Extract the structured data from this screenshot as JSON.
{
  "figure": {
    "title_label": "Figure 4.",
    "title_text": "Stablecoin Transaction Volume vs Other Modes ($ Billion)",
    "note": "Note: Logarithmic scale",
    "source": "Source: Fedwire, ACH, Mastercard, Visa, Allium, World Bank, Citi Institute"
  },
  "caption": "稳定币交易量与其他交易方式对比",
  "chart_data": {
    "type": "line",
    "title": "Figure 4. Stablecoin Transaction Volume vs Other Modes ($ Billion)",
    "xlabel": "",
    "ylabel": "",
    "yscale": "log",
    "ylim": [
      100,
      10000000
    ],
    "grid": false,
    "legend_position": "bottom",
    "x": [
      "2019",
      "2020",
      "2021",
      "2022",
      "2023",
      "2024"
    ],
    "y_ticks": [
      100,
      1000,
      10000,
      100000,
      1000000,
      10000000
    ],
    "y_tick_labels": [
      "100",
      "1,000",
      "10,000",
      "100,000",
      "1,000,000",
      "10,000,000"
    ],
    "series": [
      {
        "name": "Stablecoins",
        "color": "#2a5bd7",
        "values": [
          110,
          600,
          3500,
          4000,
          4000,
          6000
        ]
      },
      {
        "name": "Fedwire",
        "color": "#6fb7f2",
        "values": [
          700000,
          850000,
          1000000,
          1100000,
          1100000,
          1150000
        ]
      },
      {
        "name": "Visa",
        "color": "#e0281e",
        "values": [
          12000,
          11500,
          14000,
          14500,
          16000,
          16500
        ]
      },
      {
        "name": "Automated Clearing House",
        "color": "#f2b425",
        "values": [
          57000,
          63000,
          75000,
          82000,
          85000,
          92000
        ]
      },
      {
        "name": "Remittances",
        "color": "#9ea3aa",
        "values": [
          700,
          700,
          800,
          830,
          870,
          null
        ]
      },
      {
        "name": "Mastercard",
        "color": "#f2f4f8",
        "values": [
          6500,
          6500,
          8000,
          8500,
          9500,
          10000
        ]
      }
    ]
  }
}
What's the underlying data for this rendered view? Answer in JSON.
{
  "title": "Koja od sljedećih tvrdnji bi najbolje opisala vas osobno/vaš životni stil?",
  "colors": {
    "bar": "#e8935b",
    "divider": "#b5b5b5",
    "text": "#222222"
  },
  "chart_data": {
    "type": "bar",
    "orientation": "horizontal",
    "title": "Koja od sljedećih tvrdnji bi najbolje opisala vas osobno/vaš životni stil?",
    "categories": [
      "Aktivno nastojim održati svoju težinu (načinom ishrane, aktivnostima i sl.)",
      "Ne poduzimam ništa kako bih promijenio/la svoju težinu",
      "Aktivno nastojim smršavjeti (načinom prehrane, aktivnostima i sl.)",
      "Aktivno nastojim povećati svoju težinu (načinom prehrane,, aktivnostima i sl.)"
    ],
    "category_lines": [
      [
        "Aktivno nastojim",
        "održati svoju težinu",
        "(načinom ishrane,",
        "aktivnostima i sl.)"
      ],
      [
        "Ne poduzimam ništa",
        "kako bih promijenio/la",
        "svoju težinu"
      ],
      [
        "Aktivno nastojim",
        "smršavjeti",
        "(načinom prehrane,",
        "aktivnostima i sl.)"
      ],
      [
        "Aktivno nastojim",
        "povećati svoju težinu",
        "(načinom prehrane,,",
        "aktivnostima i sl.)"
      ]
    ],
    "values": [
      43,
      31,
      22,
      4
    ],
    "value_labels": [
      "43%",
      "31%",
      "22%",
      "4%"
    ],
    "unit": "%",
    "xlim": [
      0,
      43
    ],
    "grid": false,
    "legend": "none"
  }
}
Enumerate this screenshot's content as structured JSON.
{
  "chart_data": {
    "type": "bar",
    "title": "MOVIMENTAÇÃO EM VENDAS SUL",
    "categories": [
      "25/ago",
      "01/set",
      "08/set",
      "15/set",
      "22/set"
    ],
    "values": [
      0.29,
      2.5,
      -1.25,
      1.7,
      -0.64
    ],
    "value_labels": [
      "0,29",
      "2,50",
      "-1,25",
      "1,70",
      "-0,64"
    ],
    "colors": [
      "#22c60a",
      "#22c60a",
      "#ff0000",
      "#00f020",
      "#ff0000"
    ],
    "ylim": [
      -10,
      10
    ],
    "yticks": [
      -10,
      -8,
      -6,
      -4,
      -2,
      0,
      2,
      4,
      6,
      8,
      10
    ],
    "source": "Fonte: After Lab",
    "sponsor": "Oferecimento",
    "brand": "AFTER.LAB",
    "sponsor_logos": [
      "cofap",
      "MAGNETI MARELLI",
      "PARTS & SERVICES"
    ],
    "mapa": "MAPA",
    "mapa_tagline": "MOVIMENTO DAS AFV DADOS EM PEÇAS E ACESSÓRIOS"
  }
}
====================
Pick out each line in the material containing "svoju".

SOLUTION:
      "Aktivno nastojim održati svoju težinu (načinom ishrane, aktivnostima i sl.)",
      "Ne poduzimam ništa kako bih promijenio/la svoju težinu",
      "Aktivno nastojim povećati svoju težinu (načinom prehrane,, aktivnostima i sl.)"
        "održati svoju težinu",
        "svoju težinu"
        "povećati svoju težinu",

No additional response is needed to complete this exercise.